The task
Gather all lines with "года" from the records.

=== The data ===

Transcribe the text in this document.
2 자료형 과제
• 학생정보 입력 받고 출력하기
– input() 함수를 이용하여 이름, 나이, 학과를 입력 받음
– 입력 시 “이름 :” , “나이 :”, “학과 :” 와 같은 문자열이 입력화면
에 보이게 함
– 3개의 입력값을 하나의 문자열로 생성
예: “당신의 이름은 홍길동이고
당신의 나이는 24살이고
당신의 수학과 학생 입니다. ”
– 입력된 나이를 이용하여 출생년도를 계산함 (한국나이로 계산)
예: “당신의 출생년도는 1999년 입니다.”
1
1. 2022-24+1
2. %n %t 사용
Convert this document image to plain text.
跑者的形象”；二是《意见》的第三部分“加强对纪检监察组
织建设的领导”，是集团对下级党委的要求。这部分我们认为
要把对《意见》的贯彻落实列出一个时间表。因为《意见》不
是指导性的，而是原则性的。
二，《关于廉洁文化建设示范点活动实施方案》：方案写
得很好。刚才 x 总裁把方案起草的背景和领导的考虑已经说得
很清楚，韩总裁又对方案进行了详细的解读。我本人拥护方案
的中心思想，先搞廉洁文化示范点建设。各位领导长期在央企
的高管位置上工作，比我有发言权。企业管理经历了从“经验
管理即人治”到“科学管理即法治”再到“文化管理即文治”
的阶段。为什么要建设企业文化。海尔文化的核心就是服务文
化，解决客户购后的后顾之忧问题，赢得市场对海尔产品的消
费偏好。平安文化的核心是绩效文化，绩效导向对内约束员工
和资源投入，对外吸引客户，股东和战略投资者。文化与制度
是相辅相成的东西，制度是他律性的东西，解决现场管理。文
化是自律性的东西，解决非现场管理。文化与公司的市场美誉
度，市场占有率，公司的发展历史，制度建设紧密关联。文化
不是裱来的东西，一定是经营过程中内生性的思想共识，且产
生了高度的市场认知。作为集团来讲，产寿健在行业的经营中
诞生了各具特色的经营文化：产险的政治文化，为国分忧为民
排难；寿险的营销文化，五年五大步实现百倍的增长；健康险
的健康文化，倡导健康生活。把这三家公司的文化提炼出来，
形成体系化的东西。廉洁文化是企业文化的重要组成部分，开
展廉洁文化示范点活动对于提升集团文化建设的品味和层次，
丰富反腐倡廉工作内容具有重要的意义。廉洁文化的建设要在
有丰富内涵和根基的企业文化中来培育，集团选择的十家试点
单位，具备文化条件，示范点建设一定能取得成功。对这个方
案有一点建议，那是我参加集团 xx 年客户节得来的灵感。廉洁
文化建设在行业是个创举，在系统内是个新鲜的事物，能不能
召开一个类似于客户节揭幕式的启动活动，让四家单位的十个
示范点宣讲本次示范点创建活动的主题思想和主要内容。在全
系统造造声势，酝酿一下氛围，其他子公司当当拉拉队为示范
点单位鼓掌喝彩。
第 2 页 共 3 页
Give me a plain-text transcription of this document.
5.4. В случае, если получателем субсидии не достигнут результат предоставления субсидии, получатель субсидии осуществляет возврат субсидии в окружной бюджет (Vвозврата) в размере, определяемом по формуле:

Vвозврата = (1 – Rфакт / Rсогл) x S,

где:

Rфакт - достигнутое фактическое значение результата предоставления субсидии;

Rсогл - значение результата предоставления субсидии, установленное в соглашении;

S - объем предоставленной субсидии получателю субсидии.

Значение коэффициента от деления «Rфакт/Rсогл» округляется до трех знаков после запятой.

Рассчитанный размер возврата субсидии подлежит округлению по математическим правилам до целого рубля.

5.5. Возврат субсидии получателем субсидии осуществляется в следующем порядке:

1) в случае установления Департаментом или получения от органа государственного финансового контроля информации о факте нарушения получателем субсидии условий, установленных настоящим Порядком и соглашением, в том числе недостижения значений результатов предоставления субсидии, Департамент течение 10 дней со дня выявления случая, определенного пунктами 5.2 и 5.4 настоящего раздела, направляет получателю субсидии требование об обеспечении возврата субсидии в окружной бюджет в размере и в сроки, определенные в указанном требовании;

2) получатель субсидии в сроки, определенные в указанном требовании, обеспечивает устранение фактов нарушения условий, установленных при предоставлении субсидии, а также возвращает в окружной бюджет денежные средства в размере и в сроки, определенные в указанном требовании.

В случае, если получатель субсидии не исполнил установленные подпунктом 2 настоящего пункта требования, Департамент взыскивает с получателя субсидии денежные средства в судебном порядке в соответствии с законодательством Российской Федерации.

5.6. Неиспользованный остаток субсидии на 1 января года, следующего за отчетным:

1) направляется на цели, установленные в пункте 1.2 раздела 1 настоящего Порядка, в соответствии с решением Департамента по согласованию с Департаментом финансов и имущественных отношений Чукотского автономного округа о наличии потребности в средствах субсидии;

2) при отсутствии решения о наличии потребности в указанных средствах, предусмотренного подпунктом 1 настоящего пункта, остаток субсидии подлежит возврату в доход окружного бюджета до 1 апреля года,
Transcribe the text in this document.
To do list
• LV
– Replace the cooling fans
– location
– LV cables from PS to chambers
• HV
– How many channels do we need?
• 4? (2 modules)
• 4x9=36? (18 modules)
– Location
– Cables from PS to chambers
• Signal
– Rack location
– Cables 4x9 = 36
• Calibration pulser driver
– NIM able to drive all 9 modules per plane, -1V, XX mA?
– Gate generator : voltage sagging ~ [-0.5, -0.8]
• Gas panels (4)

===

Task answer
5.6. Неиспользованный остаток субсидии на 1 января года, следующего за отчетным:
2) при отсутствии решения о наличии потребности в указанных средствах, предусмотренного подпунктом 1 настоящего пункта, остаток субсидии подлежит возврату в доход окружного бюджета до 1 апреля года,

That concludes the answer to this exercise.